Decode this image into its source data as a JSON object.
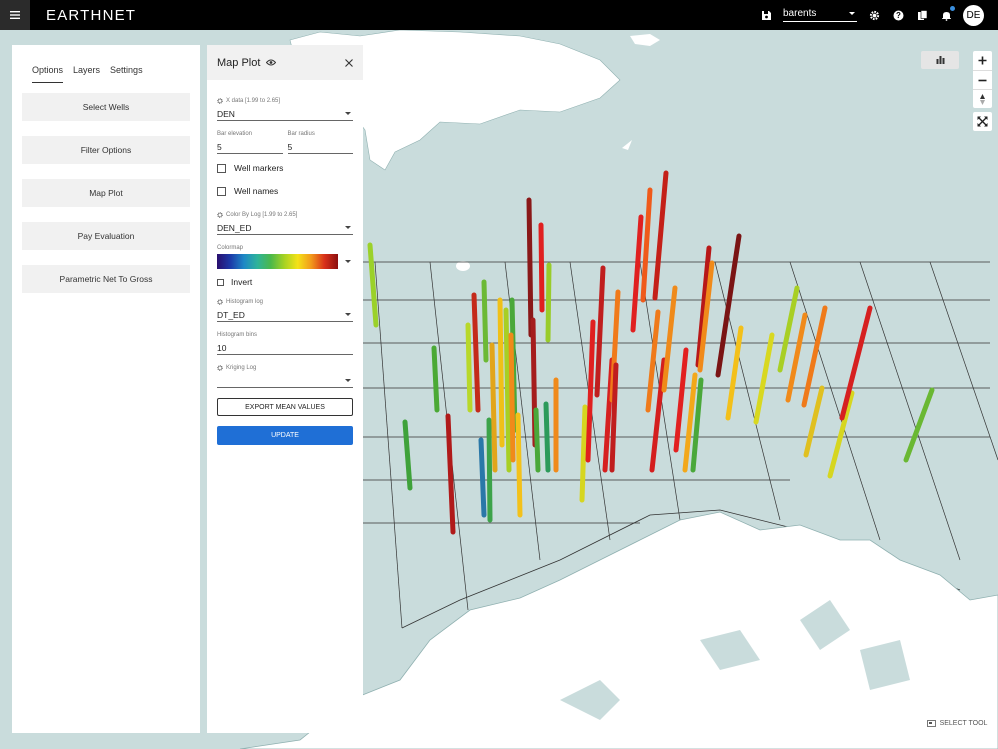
{
  "app": {
    "logo": "EARTHNET"
  },
  "header": {
    "project": "barents",
    "avatar_initials": "DE"
  },
  "tabs": [
    {
      "label": "Options"
    },
    {
      "label": "Layers"
    },
    {
      "label": "Settings"
    }
  ],
  "options": [
    {
      "label": "Select Wells"
    },
    {
      "label": "Filter Options"
    },
    {
      "label": "Map Plot"
    },
    {
      "label": "Pay Evaluation"
    },
    {
      "label": "Parametric Net To Gross"
    }
  ],
  "map_plot": {
    "title": "Map Plot",
    "x_data_label": "X data [1.99 to 2.65]",
    "x_data_value": "DEN",
    "bar_elevation_label": "Bar elevation",
    "bar_elevation_value": "5",
    "bar_radius_label": "Bar radius",
    "bar_radius_value": "5",
    "well_markers_label": "Well markers",
    "well_names_label": "Well names",
    "color_by_log_label": "Color By Log [1.99 to 2.65]",
    "color_by_log_value": "DEN_ED",
    "colormap_label": "Colormap",
    "invert_label": "Invert",
    "histogram_log_label": "Histogram log",
    "histogram_log_value": "DT_ED",
    "histogram_bins_label": "Histogram bins",
    "histogram_bins_value": "10",
    "kriging_log_label": "Kriging Log",
    "kriging_log_value": "",
    "export_label": "EXPORT MEAN VALUES",
    "update_label": "UPDATE"
  },
  "map_controls": {
    "select_tool_label": "SELECT TOOL"
  },
  "colors": {
    "accent": "#1f6fd6",
    "topbar": "#000000",
    "sea": "#c9dcdc",
    "land": "#ffffff"
  }
}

________________________

## Set exercise:
Using the material above, retype each entry exactly and omit the pictures.

## Solution for this task:
Decode this image into its source data as a JSON object.
{
  "app": {
    "logo": "EARTHNET"
  },
  "header": {
    "project": "barents",
    "avatar_initials": "DE"
  },
  "tabs": [
    {
      "label": "Options"
    },
    {
      "label": "Layers"
    },
    {
      "label": "Settings"
    }
  ],
  "options": [
    {
      "label": "Select Wells"
    },
    {
      "label": "Filter Options"
    },
    {
      "label": "Map Plot"
    },
    {
      "label": "Pay Evaluation"
    },
    {
      "label": "Parametric Net To Gross"
    }
  ],
  "map_plot": {
    "title": "Map Plot",
    "x_data_label": "X data [1.99 to 2.65]",
    "x_data_value": "DEN",
    "bar_elevation_label": "Bar elevation",
    "bar_elevation_value": "5",
    "bar_radius_label": "Bar radius",
    "bar_radius_value": "5",
    "well_markers_label": "Well markers",
    "well_names_label": "Well names",
    "color_by_log_label": "Color By Log [1.99 to 2.65]",
    "color_by_log_value": "DEN_ED",
    "colormap_label": "Colormap",
    "invert_label": "Invert",
    "histogram_log_label": "Histogram log",
    "histogram_log_value": "DT_ED",
    "histogram_bins_label": "Histogram bins",
    "histogram_bins_value": "10",
    "kriging_log_label": "Kriging Log",
    "kriging_log_value": "",
    "export_label": "EXPORT MEAN VALUES",
    "update_label": "UPDATE"
  },
  "map_controls": {
    "select_tool_label": "SELECT TOOL"
  },
  "colors": {
    "accent": "#1f6fd6",
    "topbar": "#000000",
    "sea": "#c9dcdc",
    "land": "#ffffff"
  }
}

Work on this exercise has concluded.